*DATA PROVIDED:*
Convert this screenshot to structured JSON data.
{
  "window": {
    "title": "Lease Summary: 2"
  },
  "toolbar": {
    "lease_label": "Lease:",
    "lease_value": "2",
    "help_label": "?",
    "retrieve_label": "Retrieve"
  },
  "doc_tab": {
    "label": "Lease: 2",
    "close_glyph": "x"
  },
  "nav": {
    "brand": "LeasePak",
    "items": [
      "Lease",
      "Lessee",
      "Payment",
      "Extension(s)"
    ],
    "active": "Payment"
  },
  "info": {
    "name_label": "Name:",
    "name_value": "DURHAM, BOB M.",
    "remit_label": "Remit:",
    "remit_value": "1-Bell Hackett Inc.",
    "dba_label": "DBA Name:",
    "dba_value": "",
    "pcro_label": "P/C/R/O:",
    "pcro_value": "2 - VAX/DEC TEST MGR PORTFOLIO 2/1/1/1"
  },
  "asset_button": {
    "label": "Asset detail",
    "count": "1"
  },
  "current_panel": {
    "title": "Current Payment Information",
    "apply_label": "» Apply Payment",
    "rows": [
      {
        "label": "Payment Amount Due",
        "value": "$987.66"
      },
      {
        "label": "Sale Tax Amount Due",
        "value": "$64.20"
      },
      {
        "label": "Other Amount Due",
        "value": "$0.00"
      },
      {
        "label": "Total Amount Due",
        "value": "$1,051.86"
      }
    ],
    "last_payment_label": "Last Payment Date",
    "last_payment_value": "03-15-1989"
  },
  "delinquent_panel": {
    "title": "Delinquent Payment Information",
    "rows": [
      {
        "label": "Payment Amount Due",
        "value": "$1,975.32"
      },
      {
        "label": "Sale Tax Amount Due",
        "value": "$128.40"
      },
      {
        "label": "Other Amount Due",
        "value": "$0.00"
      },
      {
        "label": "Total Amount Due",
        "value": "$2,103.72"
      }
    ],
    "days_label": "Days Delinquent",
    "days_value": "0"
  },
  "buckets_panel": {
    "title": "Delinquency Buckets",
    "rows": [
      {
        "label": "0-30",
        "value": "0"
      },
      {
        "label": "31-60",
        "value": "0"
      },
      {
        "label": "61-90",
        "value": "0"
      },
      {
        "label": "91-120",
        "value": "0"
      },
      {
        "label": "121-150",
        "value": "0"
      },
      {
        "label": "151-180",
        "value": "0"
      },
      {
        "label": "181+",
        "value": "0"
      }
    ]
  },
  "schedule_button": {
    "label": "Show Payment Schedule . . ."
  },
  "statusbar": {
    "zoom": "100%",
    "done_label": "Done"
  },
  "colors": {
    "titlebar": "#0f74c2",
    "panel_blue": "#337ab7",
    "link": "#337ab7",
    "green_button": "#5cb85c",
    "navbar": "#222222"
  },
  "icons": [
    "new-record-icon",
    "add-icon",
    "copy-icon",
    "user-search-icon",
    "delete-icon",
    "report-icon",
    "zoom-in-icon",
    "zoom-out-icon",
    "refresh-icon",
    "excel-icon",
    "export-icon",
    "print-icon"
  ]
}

*TASK DETAILS:*
Reproduce each record exactly as it appears.

*TASK RESPONSE:*
Convert this screenshot to structured JSON data.
{
  "window": {
    "title": "Lease Summary: 2"
  },
  "toolbar": {
    "lease_label": "Lease:",
    "lease_value": "2",
    "help_label": "?",
    "retrieve_label": "Retrieve"
  },
  "doc_tab": {
    "label": "Lease: 2",
    "close_glyph": "x"
  },
  "nav": {
    "brand": "LeasePak",
    "items": [
      "Lease",
      "Lessee",
      "Payment",
      "Extension(s)"
    ],
    "active": "Payment"
  },
  "info": {
    "name_label": "Name:",
    "name_value": "DURHAM, BOB M.",
    "remit_label": "Remit:",
    "remit_value": "1-Bell Hackett Inc.",
    "dba_label": "DBA Name:",
    "dba_value": "",
    "pcro_label": "P/C/R/O:",
    "pcro_value": "2 - VAX/DEC TEST MGR PORTFOLIO 2/1/1/1"
  },
  "asset_button": {
    "label": "Asset detail",
    "count": "1"
  },
  "current_panel": {
    "title": "Current Payment Information",
    "apply_label": "» Apply Payment",
    "rows": [
      {
        "label": "Payment Amount Due",
        "value": "$987.66"
      },
      {
        "label": "Sale Tax Amount Due",
        "value": "$64.20"
      },
      {
        "label": "Other Amount Due",
        "value": "$0.00"
      },
      {
        "label": "Total Amount Due",
        "value": "$1,051.86"
      }
    ],
    "last_payment_label": "Last Payment Date",
    "last_payment_value": "03-15-1989"
  },
  "delinquent_panel": {
    "title": "Delinquent Payment Information",
    "rows": [
      {
        "label": "Payment Amount Due",
        "value": "$1,975.32"
      },
      {
        "label": "Sale Tax Amount Due",
        "value": "$128.40"
      },
      {
        "label": "Other Amount Due",
        "value": "$0.00"
      },
      {
        "label": "Total Amount Due",
        "value": "$2,103.72"
      }
    ],
    "days_label": "Days Delinquent",
    "days_value": "0"
  },
  "buckets_panel": {
    "title": "Delinquency Buckets",
    "rows": [
      {
        "label": "0-30",
        "value": "0"
      },
      {
        "label": "31-60",
        "value": "0"
      },
      {
        "label": "61-90",
        "value": "0"
      },
      {
        "label": "91-120",
        "value": "0"
      },
      {
        "label": "121-150",
        "value": "0"
      },
      {
        "label": "151-180",
        "value": "0"
      },
      {
        "label": "181+",
        "value": "0"
      }
    ]
  },
  "schedule_button": {
    "label": "Show Payment Schedule . . ."
  },
  "statusbar": {
    "zoom": "100%",
    "done_label": "Done"
  },
  "colors": {
    "titlebar": "#0f74c2",
    "panel_blue": "#337ab7",
    "link": "#337ab7",
    "green_button": "#5cb85c",
    "navbar": "#222222"
  },
  "icons": [
    "new-record-icon",
    "add-icon",
    "copy-icon",
    "user-search-icon",
    "delete-icon",
    "report-icon",
    "zoom-in-icon",
    "zoom-out-icon",
    "refresh-icon",
    "excel-icon",
    "export-icon",
    "print-icon"
  ]
}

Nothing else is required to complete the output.